* Begin PROVIDED DATA *

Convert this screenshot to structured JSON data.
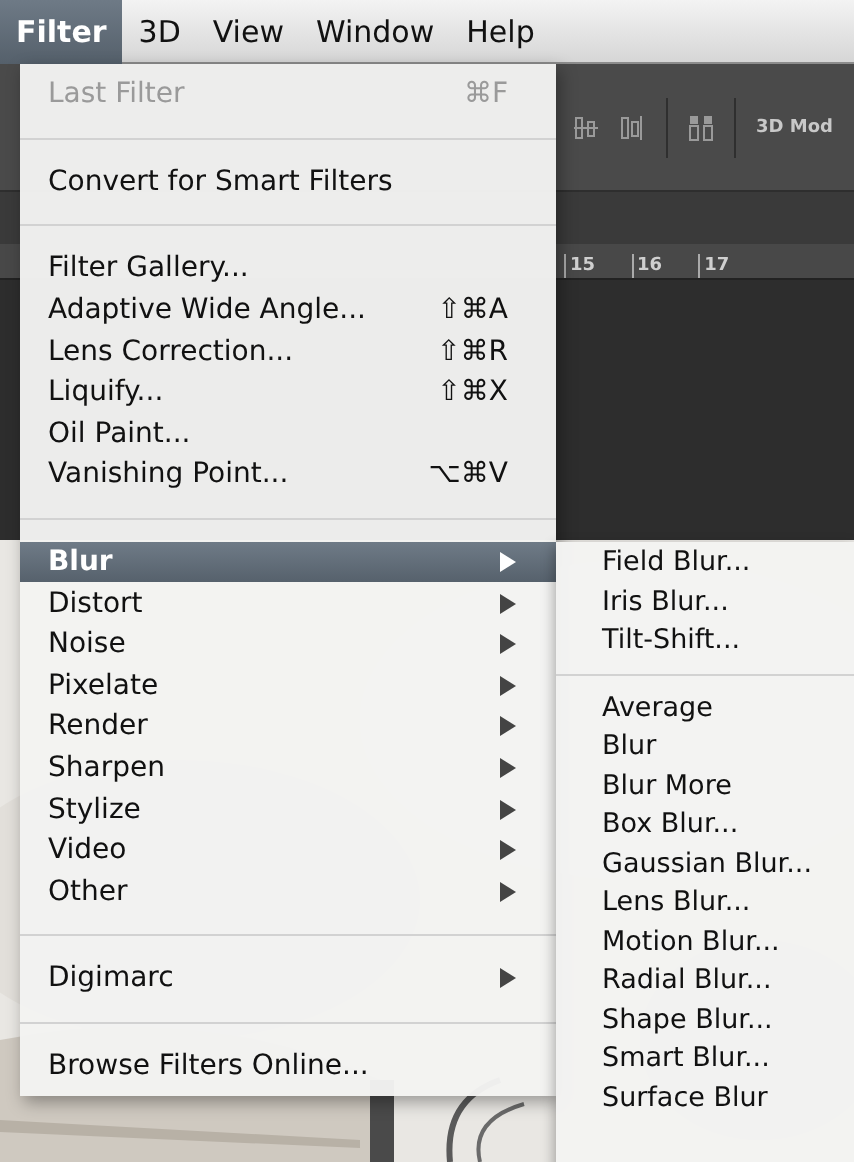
{
  "menubar": [
    {
      "label": "Filter",
      "selected": true
    },
    {
      "label": "3D",
      "selected": false
    },
    {
      "label": "View",
      "selected": false
    },
    {
      "label": "Window",
      "selected": false
    },
    {
      "label": "Help",
      "selected": false
    }
  ],
  "toolbar": {
    "label": "3D Mod"
  },
  "ruler": {
    "ticks": [
      "15",
      "16",
      "17"
    ]
  },
  "menu": {
    "items": [
      {
        "kind": "item",
        "label": "Last Filter",
        "shortcut": "⌘F",
        "disabled": true,
        "submenu": false,
        "selected": false
      },
      {
        "kind": "separator"
      },
      {
        "kind": "item",
        "label": "Convert for Smart Filters",
        "disabled": false,
        "submenu": false,
        "selected": false
      },
      {
        "kind": "separator"
      },
      {
        "kind": "item",
        "label": "Filter Gallery...",
        "disabled": false,
        "submenu": false,
        "selected": false
      },
      {
        "kind": "item",
        "label": "Adaptive Wide Angle...",
        "shortcut": "⇧⌘A",
        "disabled": false,
        "submenu": false,
        "selected": false
      },
      {
        "kind": "item",
        "label": "Lens Correction...",
        "shortcut": "⇧⌘R",
        "disabled": false,
        "submenu": false,
        "selected": false
      },
      {
        "kind": "item",
        "label": "Liquify...",
        "shortcut": "⇧⌘X",
        "disabled": false,
        "submenu": false,
        "selected": false
      },
      {
        "kind": "item",
        "label": "Oil Paint...",
        "disabled": false,
        "submenu": false,
        "selected": false
      },
      {
        "kind": "item",
        "label": "Vanishing Point...",
        "shortcut": "⌥⌘V",
        "disabled": false,
        "submenu": false,
        "selected": false
      },
      {
        "kind": "separator"
      },
      {
        "kind": "item",
        "label": "Blur",
        "disabled": false,
        "submenu": true,
        "selected": true
      },
      {
        "kind": "item",
        "label": "Distort",
        "disabled": false,
        "submenu": true,
        "selected": false
      },
      {
        "kind": "item",
        "label": "Noise",
        "disabled": false,
        "submenu": true,
        "selected": false
      },
      {
        "kind": "item",
        "label": "Pixelate",
        "disabled": false,
        "submenu": true,
        "selected": false
      },
      {
        "kind": "item",
        "label": "Render",
        "disabled": false,
        "submenu": true,
        "selected": false
      },
      {
        "kind": "item",
        "label": "Sharpen",
        "disabled": false,
        "submenu": true,
        "selected": false
      },
      {
        "kind": "item",
        "label": "Stylize",
        "disabled": false,
        "submenu": true,
        "selected": false
      },
      {
        "kind": "item",
        "label": "Video",
        "disabled": false,
        "submenu": true,
        "selected": false
      },
      {
        "kind": "item",
        "label": "Other",
        "disabled": false,
        "submenu": true,
        "selected": false
      },
      {
        "kind": "separator"
      },
      {
        "kind": "item",
        "label": "Digimarc",
        "disabled": false,
        "submenu": true,
        "selected": false
      },
      {
        "kind": "separator"
      },
      {
        "kind": "item",
        "label": "Browse Filters Online...",
        "disabled": false,
        "submenu": false,
        "selected": false
      }
    ]
  },
  "submenu": {
    "items": [
      {
        "kind": "item",
        "label": "Field Blur..."
      },
      {
        "kind": "item",
        "label": "Iris Blur..."
      },
      {
        "kind": "item",
        "label": "Tilt-Shift..."
      },
      {
        "kind": "separator"
      },
      {
        "kind": "item",
        "label": "Average"
      },
      {
        "kind": "item",
        "label": "Blur"
      },
      {
        "kind": "item",
        "label": "Blur More"
      },
      {
        "kind": "item",
        "label": "Box Blur..."
      },
      {
        "kind": "item",
        "label": "Gaussian Blur..."
      },
      {
        "kind": "item",
        "label": "Lens Blur..."
      },
      {
        "kind": "item",
        "label": "Motion Blur..."
      },
      {
        "kind": "item",
        "label": "Radial Blur..."
      },
      {
        "kind": "item",
        "label": "Shape Blur..."
      },
      {
        "kind": "item",
        "label": "Smart Blur..."
      },
      {
        "kind": "item",
        "label": "Surface Blur"
      }
    ]
  }
}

* End PROVIDED DATA *

=== WHAT THE TASK REQUIRES ===
The records above must be echoed exactly, minus their pictures.

=== RESPONSE TO THE EXERCISE ===
Convert this screenshot to structured JSON data.
{
  "menubar": [
    {
      "label": "Filter",
      "selected": true
    },
    {
      "label": "3D",
      "selected": false
    },
    {
      "label": "View",
      "selected": false
    },
    {
      "label": "Window",
      "selected": false
    },
    {
      "label": "Help",
      "selected": false
    }
  ],
  "toolbar": {
    "label": "3D Mod"
  },
  "ruler": {
    "ticks": [
      "15",
      "16",
      "17"
    ]
  },
  "menu": {
    "items": [
      {
        "kind": "item",
        "label": "Last Filter",
        "shortcut": "⌘F",
        "disabled": true,
        "submenu": false,
        "selected": false
      },
      {
        "kind": "separator"
      },
      {
        "kind": "item",
        "label": "Convert for Smart Filters",
        "disabled": false,
        "submenu": false,
        "selected": false
      },
      {
        "kind": "separator"
      },
      {
        "kind": "item",
        "label": "Filter Gallery...",
        "disabled": false,
        "submenu": false,
        "selected": false
      },
      {
        "kind": "item",
        "label": "Adaptive Wide Angle...",
        "shortcut": "⇧⌘A",
        "disabled": false,
        "submenu": false,
        "selected": false
      },
      {
        "kind": "item",
        "label": "Lens Correction...",
        "shortcut": "⇧⌘R",
        "disabled": false,
        "submenu": false,
        "selected": false
      },
      {
        "kind": "item",
        "label": "Liquify...",
        "shortcut": "⇧⌘X",
        "disabled": false,
        "submenu": false,
        "selected": false
      },
      {
        "kind": "item",
        "label": "Oil Paint...",
        "disabled": false,
        "submenu": false,
        "selected": false
      },
      {
        "kind": "item",
        "label": "Vanishing Point...",
        "shortcut": "⌥⌘V",
        "disabled": false,
        "submenu": false,
        "selected": false
      },
      {
        "kind": "separator"
      },
      {
        "kind": "item",
        "label": "Blur",
        "disabled": false,
        "submenu": true,
        "selected": true
      },
      {
        "kind": "item",
        "label": "Distort",
        "disabled": false,
        "submenu": true,
        "selected": false
      },
      {
        "kind": "item",
        "label": "Noise",
        "disabled": false,
        "submenu": true,
        "selected": false
      },
      {
        "kind": "item",
        "label": "Pixelate",
        "disabled": false,
        "submenu": true,
        "selected": false
      },
      {
        "kind": "item",
        "label": "Render",
        "disabled": false,
        "submenu": true,
        "selected": false
      },
      {
        "kind": "item",
        "label": "Sharpen",
        "disabled": false,
        "submenu": true,
        "selected": false
      },
      {
        "kind": "item",
        "label": "Stylize",
        "disabled": false,
        "submenu": true,
        "selected": false
      },
      {
        "kind": "item",
        "label": "Video",
        "disabled": false,
        "submenu": true,
        "selected": false
      },
      {
        "kind": "item",
        "label": "Other",
        "disabled": false,
        "submenu": true,
        "selected": false
      },
      {
        "kind": "separator"
      },
      {
        "kind": "item",
        "label": "Digimarc",
        "disabled": false,
        "submenu": true,
        "selected": false
      },
      {
        "kind": "separator"
      },
      {
        "kind": "item",
        "label": "Browse Filters Online...",
        "disabled": false,
        "submenu": false,
        "selected": false
      }
    ]
  },
  "submenu": {
    "items": [
      {
        "kind": "item",
        "label": "Field Blur..."
      },
      {
        "kind": "item",
        "label": "Iris Blur..."
      },
      {
        "kind": "item",
        "label": "Tilt-Shift..."
      },
      {
        "kind": "separator"
      },
      {
        "kind": "item",
        "label": "Average"
      },
      {
        "kind": "item",
        "label": "Blur"
      },
      {
        "kind": "item",
        "label": "Blur More"
      },
      {
        "kind": "item",
        "label": "Box Blur..."
      },
      {
        "kind": "item",
        "label": "Gaussian Blur..."
      },
      {
        "kind": "item",
        "label": "Lens Blur..."
      },
      {
        "kind": "item",
        "label": "Motion Blur..."
      },
      {
        "kind": "item",
        "label": "Radial Blur..."
      },
      {
        "kind": "item",
        "label": "Shape Blur..."
      },
      {
        "kind": "item",
        "label": "Smart Blur..."
      },
      {
        "kind": "item",
        "label": "Surface Blur"
      }
    ]
  }
}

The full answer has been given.